[Begin]

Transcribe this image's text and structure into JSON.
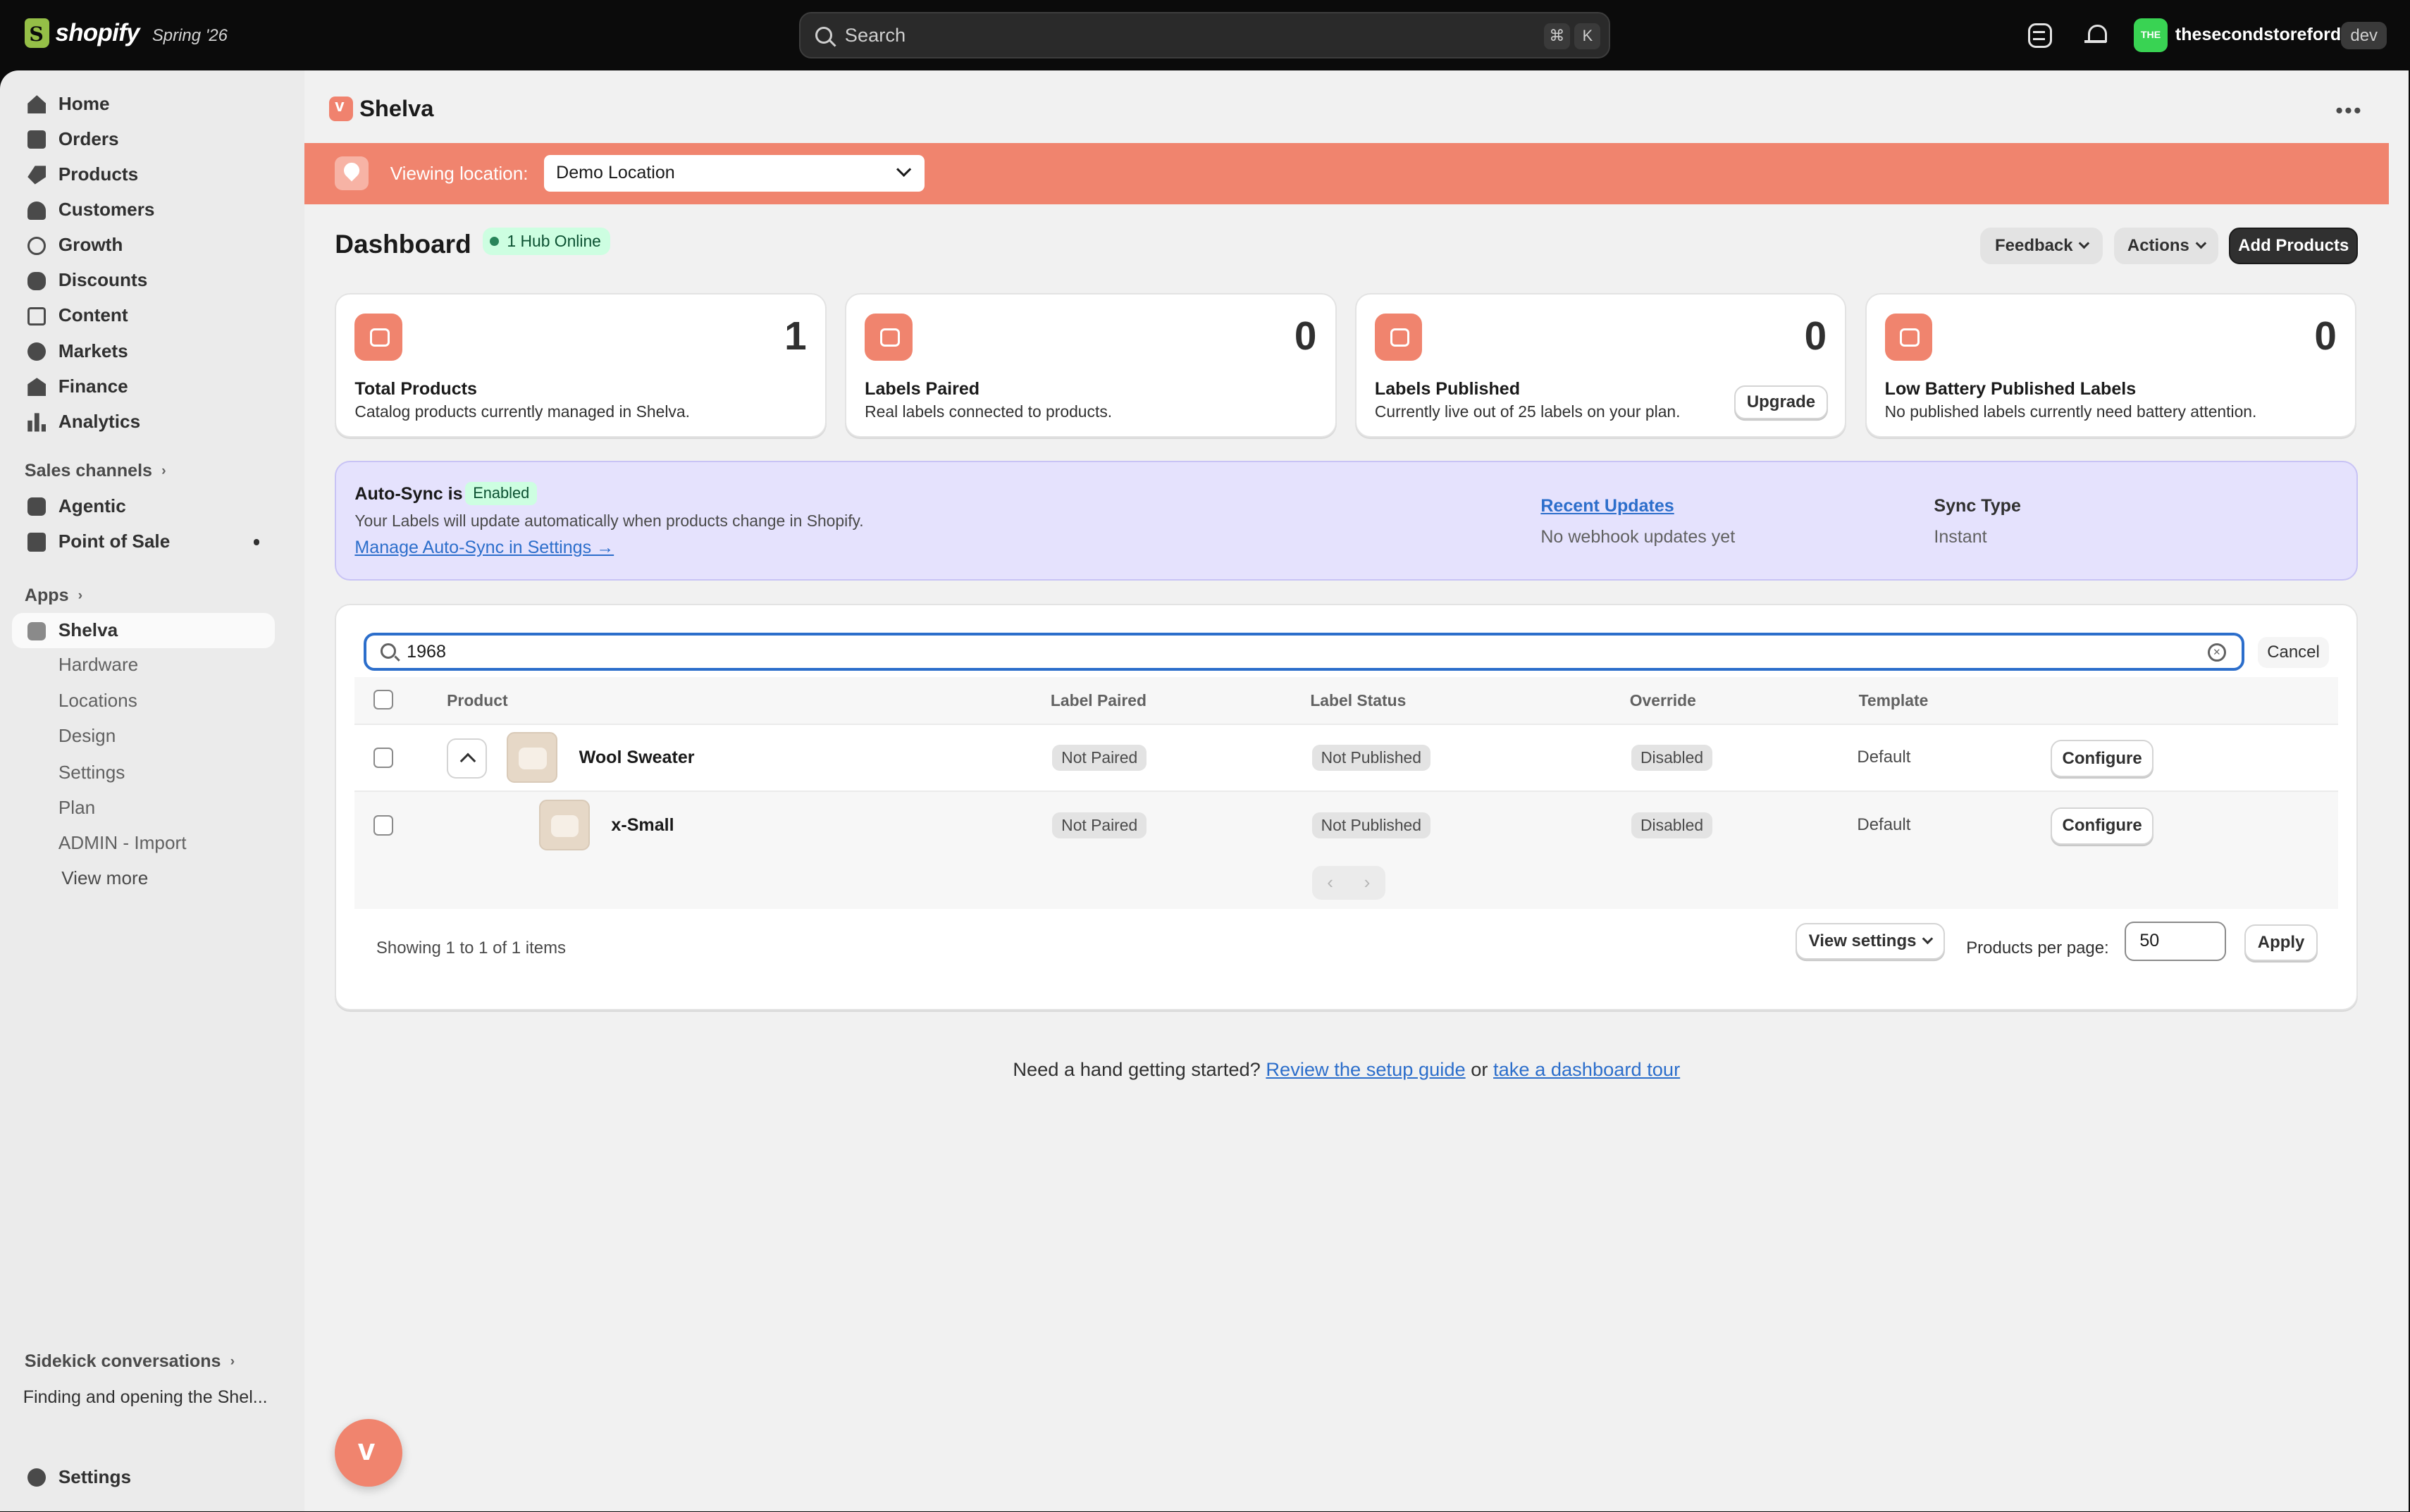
{
  "topbar": {
    "brand": "shopify",
    "edition": "Spring '26",
    "search_placeholder": "Search",
    "shortcut_cmd": "⌘",
    "shortcut_key": "K",
    "store_avatar": "THE",
    "store_name": "thesecondstorefordev",
    "store_badge": "dev"
  },
  "sidebar": {
    "items": [
      {
        "label": "Home",
        "icon": "home-icon"
      },
      {
        "label": "Orders",
        "icon": "orders-icon"
      },
      {
        "label": "Products",
        "icon": "tag-icon"
      },
      {
        "label": "Customers",
        "icon": "person-icon"
      },
      {
        "label": "Growth",
        "icon": "growth-icon"
      },
      {
        "label": "Discounts",
        "icon": "discount-icon"
      },
      {
        "label": "Content",
        "icon": "content-icon"
      },
      {
        "label": "Markets",
        "icon": "globe-icon"
      },
      {
        "label": "Finance",
        "icon": "bank-icon"
      },
      {
        "label": "Analytics",
        "icon": "bar-chart-icon"
      }
    ],
    "sales_channels_header": "Sales channels",
    "sales_channels": [
      {
        "label": "Agentic"
      },
      {
        "label": "Point of Sale"
      }
    ],
    "apps_header": "Apps",
    "app_active": "Shelva",
    "app_sub": [
      "Hardware",
      "Locations",
      "Design",
      "Settings",
      "Plan",
      "ADMIN - Import"
    ],
    "view_more": "View more",
    "sidekick_header": "Sidekick conversations",
    "sidekick_item": "Finding and opening the Shel...",
    "settings": "Settings"
  },
  "main": {
    "app_title": "Shelva",
    "location_label": "Viewing location:",
    "location_value": "Demo Location",
    "dashboard_title": "Dashboard",
    "hub_status": "1 Hub Online",
    "buttons": {
      "feedback": "Feedback",
      "actions": "Actions",
      "add_products": "Add Products"
    },
    "stats": [
      {
        "value": "1",
        "label": "Total Products",
        "desc": "Catalog products currently managed in Shelva."
      },
      {
        "value": "0",
        "label": "Labels Paired",
        "desc": "Real labels connected to products."
      },
      {
        "value": "0",
        "label": "Labels Published",
        "desc": "Currently live out of 25 labels on your plan.",
        "action": "Upgrade"
      },
      {
        "value": "0",
        "label": "Low Battery Published Labels",
        "desc": "No published labels currently need battery attention."
      }
    ],
    "autosync": {
      "title": "Auto-Sync is",
      "status": "Enabled",
      "desc": "Your Labels will update automatically when products change in Shopify.",
      "link": "Manage Auto-Sync in Settings →",
      "recent_title": "Recent Updates",
      "recent_desc": "No webhook updates yet",
      "sync_type_title": "Sync Type",
      "sync_type_value": "Instant"
    },
    "table": {
      "search_value": "1968",
      "cancel": "Cancel",
      "columns": [
        "Product",
        "Label Paired",
        "Label Status",
        "Override",
        "Template"
      ],
      "rows": [
        {
          "name": "Wool Sweater",
          "label_paired": "Not Paired",
          "label_status": "Not Published",
          "override": "Disabled",
          "template": "Default",
          "action": "Configure"
        },
        {
          "name": "x-Small",
          "label_paired": "Not Paired",
          "label_status": "Not Published",
          "override": "Disabled",
          "template": "Default",
          "action": "Configure"
        }
      ],
      "pager_prev": "‹",
      "pager_next": "›",
      "showing": "Showing 1 to 1 of 1 items",
      "view_settings": "View settings",
      "per_page_label": "Products per page:",
      "per_page_value": "50",
      "apply": "Apply"
    },
    "help": {
      "prefix": "Need a hand getting started?",
      "link1": "Review the setup guide",
      "middle": "or",
      "link2": "take a dashboard tour"
    }
  },
  "colors": {
    "accent": "#f0846e",
    "sync_bg": "#e5e2fd",
    "link": "#2c6ecb",
    "success_bg": "#cdfee1"
  }
}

[End]

→ **PROBLEM STATEMENT**
State the number of lines in these entries that include the string "Paired". Provide nothing beyond that number.

→ **OUTPUT FOR THIS EXERCISE**
4